* [TEXT EXCERPT]
--------------------------------------------------

Sending mails without sender's address

D

Daniel

I need to send greetings to customers and I do not want them to see that it
is me who sends the email, but I will indicate at the end that it is from the
management. Is there any way I can send out a mail without my emails address
being shown? Please help...Thanks!
 
F

F. H. Muffman

Daniel said:
I need to send greetings to customers and I do not want them to see that it
is me who sends the email, but I will indicate at the end that it is from
the
management. Is there any way I can send out a mail without my emails
address
being shown? Please help...Thanks!


What type of mail server are you sending via?
 
F

F. H. Muffman

Hi Muffman, Thanks. I am sending through Exchange 2003

Then the easiest solution is to get Send As permissions to a DL that you
want to send as and put that in the From field when you compose the message.
If you need to do a mail merge, you'd have to ask for a mailbox to be set up
with the address you want, log into that mailbox and do the mailmerge using
that mailbox.

Regardless, it's going to take working with the Exchange Admin to get things
set up the way you want it to be. Or, find some third party mail merge
software that would simply use SMTP to send the message and allow you to put
whatever you want in the from field and not use Outlook at all.

--------------------------------------------------

[Element-and-box listings]
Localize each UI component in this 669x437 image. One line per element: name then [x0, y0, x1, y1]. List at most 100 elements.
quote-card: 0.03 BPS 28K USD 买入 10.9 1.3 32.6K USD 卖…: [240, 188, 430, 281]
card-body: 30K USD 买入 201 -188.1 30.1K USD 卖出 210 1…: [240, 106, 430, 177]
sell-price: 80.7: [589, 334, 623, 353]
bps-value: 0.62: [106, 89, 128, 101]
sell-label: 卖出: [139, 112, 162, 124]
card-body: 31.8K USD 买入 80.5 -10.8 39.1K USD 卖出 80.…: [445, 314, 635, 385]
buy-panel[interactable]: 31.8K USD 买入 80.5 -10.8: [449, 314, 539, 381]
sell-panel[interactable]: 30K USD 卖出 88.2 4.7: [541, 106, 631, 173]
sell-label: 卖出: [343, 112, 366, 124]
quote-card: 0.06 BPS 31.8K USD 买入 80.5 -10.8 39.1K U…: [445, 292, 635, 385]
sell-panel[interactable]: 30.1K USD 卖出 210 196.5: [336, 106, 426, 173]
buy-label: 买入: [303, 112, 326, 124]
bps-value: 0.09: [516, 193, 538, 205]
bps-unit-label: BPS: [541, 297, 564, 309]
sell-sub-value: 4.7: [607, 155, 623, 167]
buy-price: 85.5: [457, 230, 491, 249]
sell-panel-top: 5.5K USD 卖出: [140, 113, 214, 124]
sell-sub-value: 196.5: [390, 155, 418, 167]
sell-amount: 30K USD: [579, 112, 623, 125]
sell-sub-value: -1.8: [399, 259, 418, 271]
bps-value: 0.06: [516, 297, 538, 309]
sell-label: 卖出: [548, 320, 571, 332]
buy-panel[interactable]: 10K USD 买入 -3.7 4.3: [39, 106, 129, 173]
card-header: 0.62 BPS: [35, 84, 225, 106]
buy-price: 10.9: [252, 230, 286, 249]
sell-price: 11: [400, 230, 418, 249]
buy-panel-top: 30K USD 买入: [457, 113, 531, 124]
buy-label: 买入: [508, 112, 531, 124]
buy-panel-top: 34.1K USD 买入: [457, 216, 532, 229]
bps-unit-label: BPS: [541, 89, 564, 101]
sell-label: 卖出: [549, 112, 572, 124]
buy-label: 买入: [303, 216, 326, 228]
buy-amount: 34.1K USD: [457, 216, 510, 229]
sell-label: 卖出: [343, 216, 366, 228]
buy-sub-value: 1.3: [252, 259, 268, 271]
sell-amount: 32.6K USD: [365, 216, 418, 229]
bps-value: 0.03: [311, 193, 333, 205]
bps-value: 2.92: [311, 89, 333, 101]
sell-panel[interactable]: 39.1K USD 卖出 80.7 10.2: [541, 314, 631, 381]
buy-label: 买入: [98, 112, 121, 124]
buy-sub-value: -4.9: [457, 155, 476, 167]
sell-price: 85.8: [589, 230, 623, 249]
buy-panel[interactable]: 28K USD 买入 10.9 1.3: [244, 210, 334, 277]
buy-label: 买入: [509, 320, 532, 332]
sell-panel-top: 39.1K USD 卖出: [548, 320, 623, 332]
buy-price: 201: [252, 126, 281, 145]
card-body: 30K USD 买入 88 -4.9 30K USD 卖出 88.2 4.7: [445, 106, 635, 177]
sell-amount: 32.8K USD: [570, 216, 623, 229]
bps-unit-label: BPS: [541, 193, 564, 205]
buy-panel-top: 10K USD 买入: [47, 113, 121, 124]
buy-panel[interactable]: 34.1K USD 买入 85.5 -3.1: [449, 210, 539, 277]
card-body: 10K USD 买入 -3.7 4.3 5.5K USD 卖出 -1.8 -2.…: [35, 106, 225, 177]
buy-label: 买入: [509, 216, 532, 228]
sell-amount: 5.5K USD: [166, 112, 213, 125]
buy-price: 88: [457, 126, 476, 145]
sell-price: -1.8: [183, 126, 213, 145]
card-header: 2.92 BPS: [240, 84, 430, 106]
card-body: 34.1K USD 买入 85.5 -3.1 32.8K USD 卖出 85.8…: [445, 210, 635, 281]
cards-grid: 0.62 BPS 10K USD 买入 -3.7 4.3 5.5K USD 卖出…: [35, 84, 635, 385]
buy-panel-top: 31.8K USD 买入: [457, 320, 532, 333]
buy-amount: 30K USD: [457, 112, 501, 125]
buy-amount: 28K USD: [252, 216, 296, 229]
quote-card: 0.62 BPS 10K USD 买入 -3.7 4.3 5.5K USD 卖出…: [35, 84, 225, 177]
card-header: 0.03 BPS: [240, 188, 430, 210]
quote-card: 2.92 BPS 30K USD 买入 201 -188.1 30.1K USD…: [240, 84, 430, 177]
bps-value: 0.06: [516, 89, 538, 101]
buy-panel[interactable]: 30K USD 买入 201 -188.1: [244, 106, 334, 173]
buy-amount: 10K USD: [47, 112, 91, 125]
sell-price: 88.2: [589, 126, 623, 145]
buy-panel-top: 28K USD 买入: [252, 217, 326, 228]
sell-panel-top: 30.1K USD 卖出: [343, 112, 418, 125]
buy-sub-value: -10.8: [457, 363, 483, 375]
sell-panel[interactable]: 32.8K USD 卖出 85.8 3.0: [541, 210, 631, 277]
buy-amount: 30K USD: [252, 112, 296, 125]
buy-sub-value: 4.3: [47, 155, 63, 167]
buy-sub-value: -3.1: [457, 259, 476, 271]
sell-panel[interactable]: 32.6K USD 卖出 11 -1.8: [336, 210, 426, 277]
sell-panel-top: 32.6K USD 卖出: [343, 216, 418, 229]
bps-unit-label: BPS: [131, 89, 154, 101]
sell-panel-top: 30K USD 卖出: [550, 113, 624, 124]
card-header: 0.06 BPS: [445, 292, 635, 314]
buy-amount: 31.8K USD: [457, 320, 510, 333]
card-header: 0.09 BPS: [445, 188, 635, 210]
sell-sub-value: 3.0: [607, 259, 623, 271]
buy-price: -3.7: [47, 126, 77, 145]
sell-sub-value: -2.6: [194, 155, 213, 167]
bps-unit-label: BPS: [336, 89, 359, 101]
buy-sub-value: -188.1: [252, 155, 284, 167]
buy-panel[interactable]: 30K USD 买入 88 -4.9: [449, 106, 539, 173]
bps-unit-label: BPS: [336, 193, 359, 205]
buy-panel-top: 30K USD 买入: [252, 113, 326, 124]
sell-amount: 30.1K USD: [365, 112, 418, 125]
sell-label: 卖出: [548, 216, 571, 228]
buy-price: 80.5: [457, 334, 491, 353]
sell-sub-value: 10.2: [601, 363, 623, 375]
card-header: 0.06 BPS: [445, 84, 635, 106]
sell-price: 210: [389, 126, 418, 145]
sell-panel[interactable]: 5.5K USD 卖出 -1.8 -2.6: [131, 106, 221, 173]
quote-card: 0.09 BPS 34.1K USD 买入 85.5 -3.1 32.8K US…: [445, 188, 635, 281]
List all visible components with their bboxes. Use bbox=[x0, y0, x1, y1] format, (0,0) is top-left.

--------------------------------------------------

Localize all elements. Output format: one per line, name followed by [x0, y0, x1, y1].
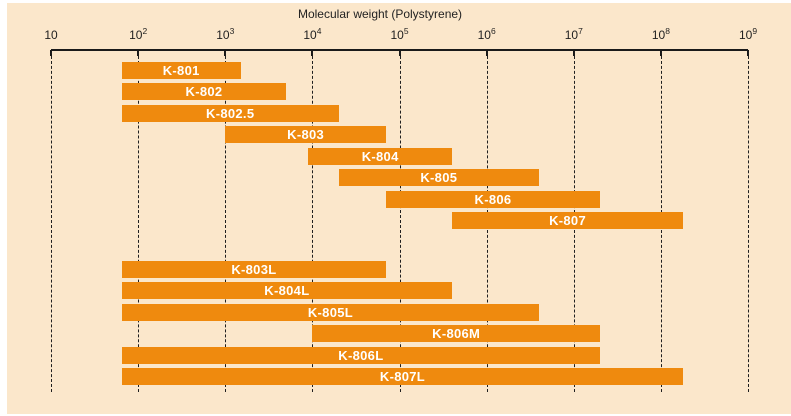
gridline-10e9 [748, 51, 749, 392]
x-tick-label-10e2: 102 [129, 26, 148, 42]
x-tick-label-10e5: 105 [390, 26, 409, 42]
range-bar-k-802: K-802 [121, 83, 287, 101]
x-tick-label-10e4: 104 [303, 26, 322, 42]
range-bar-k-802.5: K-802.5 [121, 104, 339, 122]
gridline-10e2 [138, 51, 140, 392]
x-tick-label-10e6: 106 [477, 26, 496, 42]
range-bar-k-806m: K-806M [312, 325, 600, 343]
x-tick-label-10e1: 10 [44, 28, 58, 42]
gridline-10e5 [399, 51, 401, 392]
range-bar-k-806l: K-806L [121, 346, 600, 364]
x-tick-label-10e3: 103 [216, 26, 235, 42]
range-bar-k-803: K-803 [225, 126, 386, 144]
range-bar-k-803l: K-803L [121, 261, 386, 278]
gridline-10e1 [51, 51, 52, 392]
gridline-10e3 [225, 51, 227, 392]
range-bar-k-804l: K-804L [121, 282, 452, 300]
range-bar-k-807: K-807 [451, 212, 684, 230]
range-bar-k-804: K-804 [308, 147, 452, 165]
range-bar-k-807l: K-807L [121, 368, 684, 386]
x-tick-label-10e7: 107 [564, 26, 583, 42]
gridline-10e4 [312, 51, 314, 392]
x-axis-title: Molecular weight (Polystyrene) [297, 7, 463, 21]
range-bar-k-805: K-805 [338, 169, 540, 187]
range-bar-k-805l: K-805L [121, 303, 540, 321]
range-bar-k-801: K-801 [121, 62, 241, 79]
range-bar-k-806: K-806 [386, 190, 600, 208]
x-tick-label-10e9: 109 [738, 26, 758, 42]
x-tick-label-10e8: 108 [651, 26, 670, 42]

--------------------------------------------------

* [JOBS]
**a)** Translate this sentence from the thread on hiding a sender's address into Spanish: "What type of mail server are you sending via?"
**b)** Extend the thread on hiding a sender's address, picking up right after its last sentence.
The items come from a different source than the thread on hiding a sender's address.

* [ANSWER LIST]
**a)** ¿A través de qué tipo de servidor de correo estás enviando?

**b)**
 
D

Daniel

I don't undertand your point 1, can you simplify? (Then the easiest solution
is to get Send As permissions to a DL that you want to send as and put that
in the From field when you compose the message.) - Thanks.
 
V

VanguardLH

in message
I need to send greetings to customers and I do not want them to see
that it
is me who sends the email, but I will indicate at the end that it is
from the
management. Is there any way I can send out a mail without my emails
address
being shown? Please help...Thanks!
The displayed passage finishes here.